#### REQUIREMENT
Give only the number of lines in the data that contain the word "SILENCER".
=== INPUT RECORDS ===
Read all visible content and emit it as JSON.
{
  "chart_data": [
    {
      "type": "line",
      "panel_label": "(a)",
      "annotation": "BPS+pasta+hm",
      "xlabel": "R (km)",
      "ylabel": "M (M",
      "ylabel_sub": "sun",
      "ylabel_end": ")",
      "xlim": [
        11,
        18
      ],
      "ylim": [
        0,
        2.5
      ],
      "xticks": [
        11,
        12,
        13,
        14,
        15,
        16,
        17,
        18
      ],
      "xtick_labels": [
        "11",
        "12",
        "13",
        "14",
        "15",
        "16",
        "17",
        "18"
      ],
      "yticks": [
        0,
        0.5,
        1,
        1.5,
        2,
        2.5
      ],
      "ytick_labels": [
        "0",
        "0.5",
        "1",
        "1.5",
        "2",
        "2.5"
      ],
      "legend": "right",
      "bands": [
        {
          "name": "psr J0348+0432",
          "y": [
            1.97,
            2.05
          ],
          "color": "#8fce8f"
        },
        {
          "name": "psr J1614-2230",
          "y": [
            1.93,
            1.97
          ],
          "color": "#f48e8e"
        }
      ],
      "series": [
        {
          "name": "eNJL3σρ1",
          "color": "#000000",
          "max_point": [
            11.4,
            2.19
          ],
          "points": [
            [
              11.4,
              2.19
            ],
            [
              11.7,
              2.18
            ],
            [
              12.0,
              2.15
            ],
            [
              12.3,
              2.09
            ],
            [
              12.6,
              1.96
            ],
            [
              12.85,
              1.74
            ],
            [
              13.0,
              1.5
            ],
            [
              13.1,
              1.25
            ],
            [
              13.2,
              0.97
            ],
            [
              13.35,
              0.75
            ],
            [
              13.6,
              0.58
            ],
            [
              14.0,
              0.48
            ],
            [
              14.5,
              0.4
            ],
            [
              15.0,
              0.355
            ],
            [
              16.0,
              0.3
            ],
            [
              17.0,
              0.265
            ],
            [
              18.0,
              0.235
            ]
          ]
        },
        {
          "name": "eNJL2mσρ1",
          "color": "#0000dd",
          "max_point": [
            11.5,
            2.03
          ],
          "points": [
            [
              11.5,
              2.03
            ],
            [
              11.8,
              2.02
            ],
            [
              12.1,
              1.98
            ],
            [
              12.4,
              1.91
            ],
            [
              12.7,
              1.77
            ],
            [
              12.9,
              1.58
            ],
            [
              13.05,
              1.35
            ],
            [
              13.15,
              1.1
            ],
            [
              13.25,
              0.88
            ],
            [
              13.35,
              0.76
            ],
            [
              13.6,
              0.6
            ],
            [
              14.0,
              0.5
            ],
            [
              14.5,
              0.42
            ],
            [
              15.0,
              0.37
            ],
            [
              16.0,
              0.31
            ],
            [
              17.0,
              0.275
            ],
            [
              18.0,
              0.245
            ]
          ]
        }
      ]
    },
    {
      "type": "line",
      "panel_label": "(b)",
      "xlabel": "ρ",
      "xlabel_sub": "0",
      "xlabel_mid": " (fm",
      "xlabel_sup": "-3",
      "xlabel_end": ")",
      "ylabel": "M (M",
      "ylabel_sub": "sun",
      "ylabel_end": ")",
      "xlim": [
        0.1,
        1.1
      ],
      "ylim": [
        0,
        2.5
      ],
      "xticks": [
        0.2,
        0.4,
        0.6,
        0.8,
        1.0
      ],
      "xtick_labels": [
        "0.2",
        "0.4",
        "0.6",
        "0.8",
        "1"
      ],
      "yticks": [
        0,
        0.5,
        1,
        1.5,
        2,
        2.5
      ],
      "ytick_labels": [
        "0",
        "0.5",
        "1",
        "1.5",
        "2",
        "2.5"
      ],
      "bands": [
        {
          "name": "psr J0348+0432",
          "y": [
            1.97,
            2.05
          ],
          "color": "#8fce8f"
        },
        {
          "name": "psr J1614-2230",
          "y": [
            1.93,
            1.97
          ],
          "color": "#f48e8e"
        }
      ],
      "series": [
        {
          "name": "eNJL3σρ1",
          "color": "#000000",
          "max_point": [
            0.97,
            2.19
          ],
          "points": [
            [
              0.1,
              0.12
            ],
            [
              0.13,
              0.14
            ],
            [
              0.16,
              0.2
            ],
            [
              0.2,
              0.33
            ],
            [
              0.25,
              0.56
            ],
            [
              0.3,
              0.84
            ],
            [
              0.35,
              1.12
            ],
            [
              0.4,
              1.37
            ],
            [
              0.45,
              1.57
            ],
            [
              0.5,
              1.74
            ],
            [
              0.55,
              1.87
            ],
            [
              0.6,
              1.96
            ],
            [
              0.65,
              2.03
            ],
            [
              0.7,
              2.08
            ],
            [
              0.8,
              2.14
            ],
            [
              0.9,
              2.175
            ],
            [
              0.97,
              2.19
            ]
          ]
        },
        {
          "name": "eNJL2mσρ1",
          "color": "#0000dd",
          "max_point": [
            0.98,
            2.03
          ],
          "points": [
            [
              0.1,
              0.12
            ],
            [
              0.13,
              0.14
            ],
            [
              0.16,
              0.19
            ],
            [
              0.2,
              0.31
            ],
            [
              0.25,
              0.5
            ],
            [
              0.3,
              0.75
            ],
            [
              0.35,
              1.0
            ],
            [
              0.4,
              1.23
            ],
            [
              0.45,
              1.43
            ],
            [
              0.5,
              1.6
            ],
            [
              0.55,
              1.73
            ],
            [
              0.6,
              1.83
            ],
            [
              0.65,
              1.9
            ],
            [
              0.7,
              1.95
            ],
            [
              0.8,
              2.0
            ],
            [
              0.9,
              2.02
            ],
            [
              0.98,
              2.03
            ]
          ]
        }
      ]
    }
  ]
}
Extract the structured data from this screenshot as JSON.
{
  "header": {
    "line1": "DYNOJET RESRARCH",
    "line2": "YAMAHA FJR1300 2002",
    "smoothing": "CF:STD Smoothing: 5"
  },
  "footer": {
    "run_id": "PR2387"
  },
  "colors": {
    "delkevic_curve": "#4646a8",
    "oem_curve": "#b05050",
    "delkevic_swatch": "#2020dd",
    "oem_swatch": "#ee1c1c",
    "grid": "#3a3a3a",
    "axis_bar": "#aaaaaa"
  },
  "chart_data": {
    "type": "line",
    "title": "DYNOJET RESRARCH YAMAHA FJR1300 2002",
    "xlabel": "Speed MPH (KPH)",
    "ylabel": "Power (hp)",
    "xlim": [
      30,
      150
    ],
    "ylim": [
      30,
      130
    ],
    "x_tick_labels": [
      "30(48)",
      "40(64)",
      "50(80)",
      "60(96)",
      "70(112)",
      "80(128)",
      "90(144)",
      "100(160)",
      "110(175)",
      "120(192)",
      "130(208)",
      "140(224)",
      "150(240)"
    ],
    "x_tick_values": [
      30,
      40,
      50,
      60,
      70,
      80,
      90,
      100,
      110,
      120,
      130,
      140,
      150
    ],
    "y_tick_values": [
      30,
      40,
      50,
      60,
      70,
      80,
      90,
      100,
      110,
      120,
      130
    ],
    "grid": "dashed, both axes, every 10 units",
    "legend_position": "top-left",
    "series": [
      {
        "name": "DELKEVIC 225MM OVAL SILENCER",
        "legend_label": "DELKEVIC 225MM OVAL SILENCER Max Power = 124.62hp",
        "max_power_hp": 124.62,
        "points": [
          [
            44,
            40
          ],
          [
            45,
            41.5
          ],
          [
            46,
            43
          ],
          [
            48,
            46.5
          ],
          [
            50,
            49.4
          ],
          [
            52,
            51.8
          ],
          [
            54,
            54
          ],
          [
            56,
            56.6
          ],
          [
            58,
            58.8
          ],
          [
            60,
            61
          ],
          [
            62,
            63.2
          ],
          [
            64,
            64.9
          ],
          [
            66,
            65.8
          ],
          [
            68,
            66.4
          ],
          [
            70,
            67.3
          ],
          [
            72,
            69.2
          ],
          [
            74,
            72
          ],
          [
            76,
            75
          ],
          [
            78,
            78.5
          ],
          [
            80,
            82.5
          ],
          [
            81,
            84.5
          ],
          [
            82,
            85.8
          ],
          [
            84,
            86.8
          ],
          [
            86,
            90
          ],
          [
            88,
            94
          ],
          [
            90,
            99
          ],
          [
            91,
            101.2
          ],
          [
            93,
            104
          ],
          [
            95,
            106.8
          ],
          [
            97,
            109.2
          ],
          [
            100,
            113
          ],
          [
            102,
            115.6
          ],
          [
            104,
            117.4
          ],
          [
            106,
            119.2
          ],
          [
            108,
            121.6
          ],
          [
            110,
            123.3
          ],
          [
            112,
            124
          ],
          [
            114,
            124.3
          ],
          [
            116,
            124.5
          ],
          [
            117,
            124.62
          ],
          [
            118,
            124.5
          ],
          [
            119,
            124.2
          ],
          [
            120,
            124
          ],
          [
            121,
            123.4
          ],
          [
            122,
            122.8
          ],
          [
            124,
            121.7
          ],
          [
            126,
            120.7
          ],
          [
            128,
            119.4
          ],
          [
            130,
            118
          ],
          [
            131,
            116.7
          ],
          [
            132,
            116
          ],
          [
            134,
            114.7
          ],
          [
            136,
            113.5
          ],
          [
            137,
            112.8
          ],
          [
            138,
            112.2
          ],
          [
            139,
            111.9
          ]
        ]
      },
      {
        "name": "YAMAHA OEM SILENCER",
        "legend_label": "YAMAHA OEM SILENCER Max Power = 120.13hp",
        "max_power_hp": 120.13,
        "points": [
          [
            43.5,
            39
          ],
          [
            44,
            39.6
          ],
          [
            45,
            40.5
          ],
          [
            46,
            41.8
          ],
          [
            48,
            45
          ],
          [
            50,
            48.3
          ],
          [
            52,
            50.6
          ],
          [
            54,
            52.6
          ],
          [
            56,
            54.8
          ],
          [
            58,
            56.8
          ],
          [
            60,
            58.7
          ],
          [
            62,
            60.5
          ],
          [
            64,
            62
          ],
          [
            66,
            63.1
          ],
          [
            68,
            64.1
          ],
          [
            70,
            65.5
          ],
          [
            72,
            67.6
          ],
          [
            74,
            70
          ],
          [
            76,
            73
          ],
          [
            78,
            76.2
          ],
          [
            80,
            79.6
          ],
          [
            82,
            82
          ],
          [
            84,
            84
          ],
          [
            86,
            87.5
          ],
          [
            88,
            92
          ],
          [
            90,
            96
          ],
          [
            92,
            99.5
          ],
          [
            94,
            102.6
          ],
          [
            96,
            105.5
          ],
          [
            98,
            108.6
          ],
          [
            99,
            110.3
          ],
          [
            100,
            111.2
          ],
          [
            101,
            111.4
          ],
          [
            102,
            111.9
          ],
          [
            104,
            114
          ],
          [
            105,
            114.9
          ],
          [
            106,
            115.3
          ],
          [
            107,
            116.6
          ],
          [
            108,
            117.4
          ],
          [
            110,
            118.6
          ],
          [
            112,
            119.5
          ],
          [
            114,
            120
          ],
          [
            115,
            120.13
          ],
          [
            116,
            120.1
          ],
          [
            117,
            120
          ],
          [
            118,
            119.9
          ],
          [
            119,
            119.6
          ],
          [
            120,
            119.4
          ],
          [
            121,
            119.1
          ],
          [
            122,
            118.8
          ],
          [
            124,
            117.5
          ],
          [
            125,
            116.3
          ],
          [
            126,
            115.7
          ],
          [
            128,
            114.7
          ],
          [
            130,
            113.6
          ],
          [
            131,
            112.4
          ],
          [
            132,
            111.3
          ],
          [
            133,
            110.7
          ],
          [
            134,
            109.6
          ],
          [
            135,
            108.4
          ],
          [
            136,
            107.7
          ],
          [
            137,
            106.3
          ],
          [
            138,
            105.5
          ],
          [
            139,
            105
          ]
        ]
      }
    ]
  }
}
===
#### ANSWER TO THIS EXERCISE
4